Task description –
State the number of lines with the string "JSON" in them, and nothing else.

──────

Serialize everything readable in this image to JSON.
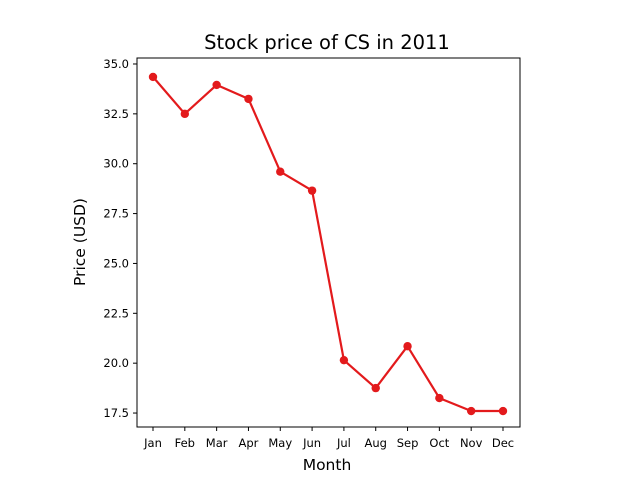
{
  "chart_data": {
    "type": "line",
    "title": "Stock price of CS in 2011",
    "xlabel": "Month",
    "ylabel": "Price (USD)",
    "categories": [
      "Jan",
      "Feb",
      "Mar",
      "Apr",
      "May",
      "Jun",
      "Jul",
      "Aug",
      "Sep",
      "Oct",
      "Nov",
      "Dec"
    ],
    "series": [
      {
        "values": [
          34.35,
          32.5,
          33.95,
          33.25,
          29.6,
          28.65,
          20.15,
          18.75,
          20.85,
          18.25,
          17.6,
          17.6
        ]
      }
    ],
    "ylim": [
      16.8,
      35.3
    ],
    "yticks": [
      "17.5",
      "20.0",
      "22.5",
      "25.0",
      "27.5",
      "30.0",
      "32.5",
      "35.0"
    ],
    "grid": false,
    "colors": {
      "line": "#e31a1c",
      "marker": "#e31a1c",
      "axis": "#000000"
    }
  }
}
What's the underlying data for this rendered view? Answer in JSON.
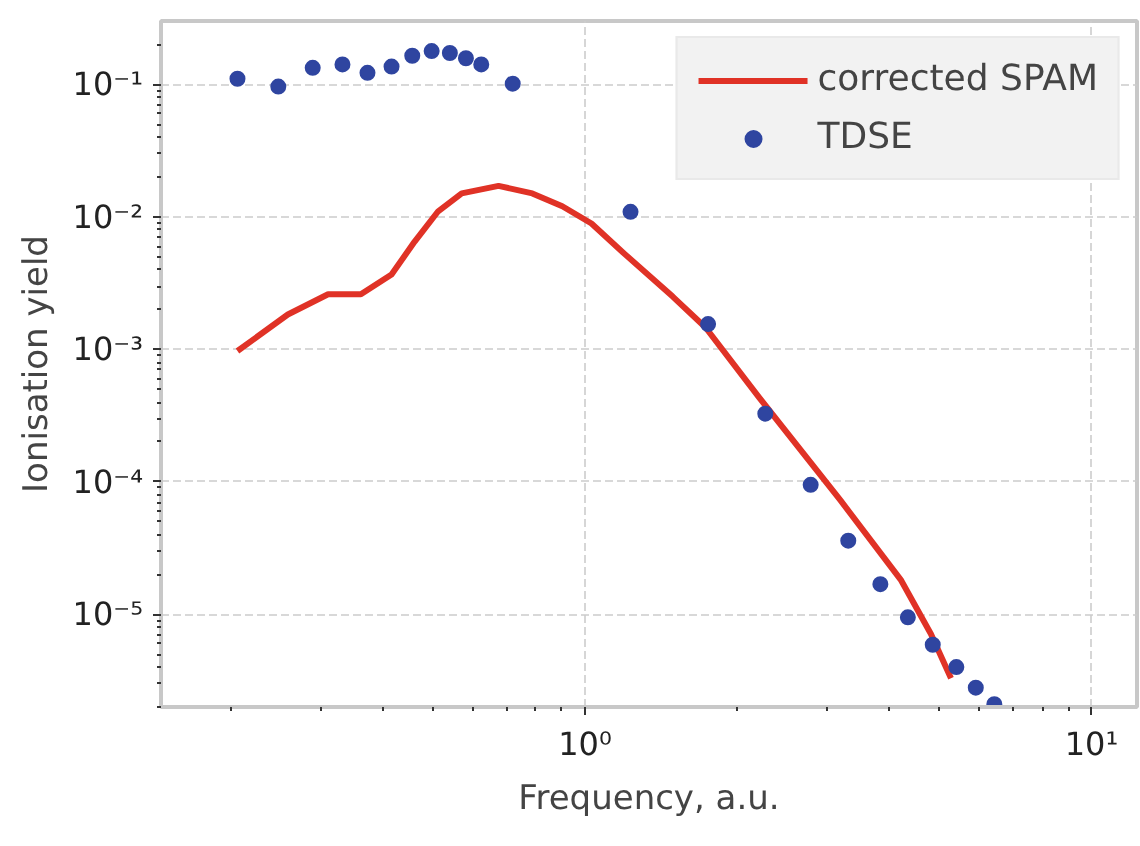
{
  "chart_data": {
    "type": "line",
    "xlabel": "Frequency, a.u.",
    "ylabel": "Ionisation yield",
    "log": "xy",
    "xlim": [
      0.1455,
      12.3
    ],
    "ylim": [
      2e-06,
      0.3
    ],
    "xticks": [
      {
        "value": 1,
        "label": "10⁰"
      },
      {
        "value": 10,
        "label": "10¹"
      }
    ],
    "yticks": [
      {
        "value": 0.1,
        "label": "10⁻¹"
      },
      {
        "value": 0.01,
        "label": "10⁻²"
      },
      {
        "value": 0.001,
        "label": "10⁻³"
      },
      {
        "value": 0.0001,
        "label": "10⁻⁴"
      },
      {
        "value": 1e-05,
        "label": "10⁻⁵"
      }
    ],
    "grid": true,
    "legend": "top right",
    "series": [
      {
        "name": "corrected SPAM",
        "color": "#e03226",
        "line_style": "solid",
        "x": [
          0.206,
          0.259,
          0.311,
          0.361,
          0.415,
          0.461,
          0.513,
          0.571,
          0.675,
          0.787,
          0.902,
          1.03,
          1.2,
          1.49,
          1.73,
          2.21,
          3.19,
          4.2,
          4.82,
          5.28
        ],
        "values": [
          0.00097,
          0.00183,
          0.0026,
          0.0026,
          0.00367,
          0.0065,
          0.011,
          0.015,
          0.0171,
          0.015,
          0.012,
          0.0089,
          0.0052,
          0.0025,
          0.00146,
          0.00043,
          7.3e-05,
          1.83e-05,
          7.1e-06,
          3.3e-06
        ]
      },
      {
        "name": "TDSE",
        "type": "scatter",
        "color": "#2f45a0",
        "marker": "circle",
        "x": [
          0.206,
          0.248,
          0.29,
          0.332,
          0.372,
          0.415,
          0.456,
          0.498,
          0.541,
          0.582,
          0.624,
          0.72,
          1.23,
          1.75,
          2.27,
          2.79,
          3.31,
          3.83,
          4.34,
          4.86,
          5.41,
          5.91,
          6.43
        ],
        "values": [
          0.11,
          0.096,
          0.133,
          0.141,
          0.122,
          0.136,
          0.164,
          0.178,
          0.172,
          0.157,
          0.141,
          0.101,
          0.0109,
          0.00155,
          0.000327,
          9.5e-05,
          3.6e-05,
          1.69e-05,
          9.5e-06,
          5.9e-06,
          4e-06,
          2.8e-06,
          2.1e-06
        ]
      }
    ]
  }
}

──────

Exercise answer –
2